= Aim of the exercise =
Copy out each line featuring the string "Power" from the entries beneath.
.....
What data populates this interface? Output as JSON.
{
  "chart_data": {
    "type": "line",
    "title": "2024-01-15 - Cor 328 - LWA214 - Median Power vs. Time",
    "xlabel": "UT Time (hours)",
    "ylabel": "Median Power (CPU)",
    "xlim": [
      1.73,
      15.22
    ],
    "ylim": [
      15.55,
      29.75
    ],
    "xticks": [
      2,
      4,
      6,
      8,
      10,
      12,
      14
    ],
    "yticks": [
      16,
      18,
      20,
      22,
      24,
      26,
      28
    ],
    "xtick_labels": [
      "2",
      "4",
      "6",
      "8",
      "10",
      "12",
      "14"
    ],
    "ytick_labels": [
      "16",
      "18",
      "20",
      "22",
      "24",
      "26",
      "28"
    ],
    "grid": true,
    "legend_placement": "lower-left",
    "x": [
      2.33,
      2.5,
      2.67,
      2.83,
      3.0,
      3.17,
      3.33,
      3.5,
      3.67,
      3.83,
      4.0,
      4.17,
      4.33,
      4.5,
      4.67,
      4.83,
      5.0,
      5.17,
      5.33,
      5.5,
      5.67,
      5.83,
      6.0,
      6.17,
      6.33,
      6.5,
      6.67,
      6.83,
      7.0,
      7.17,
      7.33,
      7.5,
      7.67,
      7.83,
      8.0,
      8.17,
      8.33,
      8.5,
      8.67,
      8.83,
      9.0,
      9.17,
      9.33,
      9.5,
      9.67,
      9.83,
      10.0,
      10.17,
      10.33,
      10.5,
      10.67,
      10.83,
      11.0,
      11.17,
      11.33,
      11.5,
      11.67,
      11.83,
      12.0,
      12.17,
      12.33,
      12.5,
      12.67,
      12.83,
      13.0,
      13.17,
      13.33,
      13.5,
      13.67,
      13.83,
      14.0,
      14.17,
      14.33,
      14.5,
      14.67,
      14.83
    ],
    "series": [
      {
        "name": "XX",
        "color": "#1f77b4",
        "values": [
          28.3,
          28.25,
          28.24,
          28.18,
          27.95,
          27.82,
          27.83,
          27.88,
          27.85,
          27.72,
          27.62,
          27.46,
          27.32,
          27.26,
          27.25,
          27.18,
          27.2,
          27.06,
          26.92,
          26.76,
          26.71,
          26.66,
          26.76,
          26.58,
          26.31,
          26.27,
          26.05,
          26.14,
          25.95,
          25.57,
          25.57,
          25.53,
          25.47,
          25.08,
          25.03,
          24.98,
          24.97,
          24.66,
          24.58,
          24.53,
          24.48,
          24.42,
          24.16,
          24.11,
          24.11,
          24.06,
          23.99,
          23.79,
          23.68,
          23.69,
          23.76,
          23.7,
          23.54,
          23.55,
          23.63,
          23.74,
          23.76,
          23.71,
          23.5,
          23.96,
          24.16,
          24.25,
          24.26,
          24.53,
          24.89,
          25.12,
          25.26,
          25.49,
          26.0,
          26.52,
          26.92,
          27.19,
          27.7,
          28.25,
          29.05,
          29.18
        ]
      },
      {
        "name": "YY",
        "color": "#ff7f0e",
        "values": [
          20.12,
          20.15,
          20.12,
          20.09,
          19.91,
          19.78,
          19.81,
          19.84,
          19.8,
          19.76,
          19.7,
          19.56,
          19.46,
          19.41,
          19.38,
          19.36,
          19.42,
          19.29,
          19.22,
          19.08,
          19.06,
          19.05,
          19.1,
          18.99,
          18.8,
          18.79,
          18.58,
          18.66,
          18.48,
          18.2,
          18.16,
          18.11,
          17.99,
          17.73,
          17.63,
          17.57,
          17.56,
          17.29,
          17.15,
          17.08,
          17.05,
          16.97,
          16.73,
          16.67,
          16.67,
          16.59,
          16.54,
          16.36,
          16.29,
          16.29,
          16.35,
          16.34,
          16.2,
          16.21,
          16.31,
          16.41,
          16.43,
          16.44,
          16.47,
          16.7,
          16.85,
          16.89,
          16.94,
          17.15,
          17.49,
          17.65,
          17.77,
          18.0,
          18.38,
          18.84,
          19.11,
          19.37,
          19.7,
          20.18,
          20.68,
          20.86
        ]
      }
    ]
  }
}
.....
= Response to this task =
    "title": "2024-01-15 - Cor 328 - LWA214 - Median Power vs. Time",
    "ylabel": "Median Power (CPU)",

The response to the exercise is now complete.